TASK MATERIAL:

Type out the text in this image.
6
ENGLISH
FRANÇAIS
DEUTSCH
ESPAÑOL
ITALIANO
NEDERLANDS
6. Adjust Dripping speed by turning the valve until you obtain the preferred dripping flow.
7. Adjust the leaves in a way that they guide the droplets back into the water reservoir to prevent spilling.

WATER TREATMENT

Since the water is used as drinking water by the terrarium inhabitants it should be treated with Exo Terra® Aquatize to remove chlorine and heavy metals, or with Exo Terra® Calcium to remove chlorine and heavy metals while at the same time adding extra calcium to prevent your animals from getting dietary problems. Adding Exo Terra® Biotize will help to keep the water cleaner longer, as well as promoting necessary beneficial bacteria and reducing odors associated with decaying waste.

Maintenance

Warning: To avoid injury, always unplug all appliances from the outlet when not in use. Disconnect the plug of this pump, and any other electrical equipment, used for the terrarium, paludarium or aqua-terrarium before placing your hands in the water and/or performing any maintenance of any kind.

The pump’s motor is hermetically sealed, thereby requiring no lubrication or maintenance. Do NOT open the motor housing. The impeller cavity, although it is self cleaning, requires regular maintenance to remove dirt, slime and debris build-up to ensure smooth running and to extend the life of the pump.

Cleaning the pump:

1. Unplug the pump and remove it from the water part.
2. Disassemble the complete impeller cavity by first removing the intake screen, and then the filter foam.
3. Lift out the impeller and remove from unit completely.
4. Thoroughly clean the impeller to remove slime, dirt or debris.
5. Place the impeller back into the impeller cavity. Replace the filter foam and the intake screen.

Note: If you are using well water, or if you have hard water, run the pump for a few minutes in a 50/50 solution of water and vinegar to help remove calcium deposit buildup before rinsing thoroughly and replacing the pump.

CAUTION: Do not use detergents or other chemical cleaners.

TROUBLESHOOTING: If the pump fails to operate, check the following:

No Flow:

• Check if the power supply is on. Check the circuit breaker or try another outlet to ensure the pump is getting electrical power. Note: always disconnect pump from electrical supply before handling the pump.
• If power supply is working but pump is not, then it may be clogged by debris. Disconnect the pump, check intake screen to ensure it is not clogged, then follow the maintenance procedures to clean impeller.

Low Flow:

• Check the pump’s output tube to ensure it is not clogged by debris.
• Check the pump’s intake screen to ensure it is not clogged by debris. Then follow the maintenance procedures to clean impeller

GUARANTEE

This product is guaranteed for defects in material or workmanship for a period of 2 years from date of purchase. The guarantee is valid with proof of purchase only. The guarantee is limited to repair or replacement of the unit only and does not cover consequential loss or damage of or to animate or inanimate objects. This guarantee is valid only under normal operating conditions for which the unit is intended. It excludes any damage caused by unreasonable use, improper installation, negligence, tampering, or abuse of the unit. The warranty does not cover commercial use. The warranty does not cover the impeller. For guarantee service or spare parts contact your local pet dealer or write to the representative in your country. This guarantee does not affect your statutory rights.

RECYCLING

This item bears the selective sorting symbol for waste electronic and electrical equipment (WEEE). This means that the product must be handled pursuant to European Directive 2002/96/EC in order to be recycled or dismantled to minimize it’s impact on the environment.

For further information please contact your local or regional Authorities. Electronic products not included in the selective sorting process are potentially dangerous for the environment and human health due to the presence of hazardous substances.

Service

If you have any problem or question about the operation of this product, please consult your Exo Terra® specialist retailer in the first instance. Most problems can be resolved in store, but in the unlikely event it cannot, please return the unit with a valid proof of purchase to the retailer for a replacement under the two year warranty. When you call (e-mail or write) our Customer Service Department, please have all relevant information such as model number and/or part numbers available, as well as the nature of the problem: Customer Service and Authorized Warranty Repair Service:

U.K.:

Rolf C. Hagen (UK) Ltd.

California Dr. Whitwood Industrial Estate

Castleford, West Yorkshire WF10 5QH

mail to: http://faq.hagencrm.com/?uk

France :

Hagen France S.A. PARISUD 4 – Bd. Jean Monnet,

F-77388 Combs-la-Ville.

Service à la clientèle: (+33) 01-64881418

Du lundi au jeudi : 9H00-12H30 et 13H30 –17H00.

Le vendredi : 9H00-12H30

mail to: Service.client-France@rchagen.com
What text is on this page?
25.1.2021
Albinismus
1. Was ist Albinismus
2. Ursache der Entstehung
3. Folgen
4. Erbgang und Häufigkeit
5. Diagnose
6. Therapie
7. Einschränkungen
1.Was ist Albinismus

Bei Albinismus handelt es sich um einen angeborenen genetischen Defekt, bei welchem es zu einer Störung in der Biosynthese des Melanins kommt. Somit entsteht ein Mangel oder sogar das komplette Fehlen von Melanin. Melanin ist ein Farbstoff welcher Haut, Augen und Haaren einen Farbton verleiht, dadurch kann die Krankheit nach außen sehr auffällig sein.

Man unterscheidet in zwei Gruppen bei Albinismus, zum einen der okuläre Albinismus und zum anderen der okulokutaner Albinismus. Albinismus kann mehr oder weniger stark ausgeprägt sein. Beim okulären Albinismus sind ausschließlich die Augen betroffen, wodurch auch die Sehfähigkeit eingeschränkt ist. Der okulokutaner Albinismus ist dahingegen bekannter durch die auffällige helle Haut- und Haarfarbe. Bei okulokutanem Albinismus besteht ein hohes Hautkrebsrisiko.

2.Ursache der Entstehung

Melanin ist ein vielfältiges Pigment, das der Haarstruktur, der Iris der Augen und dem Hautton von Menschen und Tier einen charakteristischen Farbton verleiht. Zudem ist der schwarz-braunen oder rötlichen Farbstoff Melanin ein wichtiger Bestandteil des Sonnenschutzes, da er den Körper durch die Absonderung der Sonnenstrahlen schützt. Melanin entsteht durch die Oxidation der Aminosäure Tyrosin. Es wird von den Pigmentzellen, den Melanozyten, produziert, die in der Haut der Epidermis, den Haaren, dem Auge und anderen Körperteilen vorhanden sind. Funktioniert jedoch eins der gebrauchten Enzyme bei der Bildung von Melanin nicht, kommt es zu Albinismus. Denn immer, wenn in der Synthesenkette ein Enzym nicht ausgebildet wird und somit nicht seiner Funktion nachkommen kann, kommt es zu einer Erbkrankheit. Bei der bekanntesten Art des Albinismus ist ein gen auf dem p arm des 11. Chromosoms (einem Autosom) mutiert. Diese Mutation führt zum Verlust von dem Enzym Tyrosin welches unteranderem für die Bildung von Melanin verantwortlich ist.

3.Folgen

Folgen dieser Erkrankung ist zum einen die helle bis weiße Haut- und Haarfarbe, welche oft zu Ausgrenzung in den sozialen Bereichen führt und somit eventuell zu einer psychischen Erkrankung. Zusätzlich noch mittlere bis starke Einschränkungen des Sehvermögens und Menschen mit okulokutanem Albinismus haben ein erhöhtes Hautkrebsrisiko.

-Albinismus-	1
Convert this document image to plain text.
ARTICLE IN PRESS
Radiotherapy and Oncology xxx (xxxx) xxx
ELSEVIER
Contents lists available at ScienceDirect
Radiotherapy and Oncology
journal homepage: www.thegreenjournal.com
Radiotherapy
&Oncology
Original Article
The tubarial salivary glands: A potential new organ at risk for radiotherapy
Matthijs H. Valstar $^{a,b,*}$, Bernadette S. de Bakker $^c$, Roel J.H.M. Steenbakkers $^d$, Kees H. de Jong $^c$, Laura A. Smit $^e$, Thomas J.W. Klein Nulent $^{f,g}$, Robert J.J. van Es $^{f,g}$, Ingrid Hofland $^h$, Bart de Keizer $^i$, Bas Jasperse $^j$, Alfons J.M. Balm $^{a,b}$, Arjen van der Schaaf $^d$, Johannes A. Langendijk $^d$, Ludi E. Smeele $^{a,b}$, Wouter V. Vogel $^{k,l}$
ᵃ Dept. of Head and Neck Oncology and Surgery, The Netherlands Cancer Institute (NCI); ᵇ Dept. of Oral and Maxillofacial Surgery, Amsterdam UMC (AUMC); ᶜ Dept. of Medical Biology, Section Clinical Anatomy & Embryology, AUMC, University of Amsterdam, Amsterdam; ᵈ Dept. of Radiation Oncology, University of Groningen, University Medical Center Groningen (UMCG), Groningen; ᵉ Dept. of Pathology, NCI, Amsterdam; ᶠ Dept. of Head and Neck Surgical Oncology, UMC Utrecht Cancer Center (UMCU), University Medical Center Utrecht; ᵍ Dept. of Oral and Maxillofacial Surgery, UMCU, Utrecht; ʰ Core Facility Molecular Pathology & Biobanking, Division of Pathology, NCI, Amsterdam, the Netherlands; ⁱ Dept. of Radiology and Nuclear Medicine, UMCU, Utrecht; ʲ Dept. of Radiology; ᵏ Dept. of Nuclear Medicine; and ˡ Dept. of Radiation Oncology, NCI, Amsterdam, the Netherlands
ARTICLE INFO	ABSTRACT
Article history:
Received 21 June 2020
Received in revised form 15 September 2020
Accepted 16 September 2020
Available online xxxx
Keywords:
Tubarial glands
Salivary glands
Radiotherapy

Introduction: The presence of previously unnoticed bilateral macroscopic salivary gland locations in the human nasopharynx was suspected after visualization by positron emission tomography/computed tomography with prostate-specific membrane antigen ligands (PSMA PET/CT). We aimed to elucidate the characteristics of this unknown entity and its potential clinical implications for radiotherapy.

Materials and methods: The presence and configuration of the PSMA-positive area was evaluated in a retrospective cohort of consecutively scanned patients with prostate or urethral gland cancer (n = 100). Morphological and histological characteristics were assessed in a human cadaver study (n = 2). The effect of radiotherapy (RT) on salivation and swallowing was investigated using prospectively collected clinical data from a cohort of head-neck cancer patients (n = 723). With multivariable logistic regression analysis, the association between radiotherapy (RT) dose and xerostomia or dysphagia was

DIRECTIONS FOR THIS TASK: Within the records above, tally the lines that contain "back". Give the total and nothing more.

PROBLEM SOLUTION: 2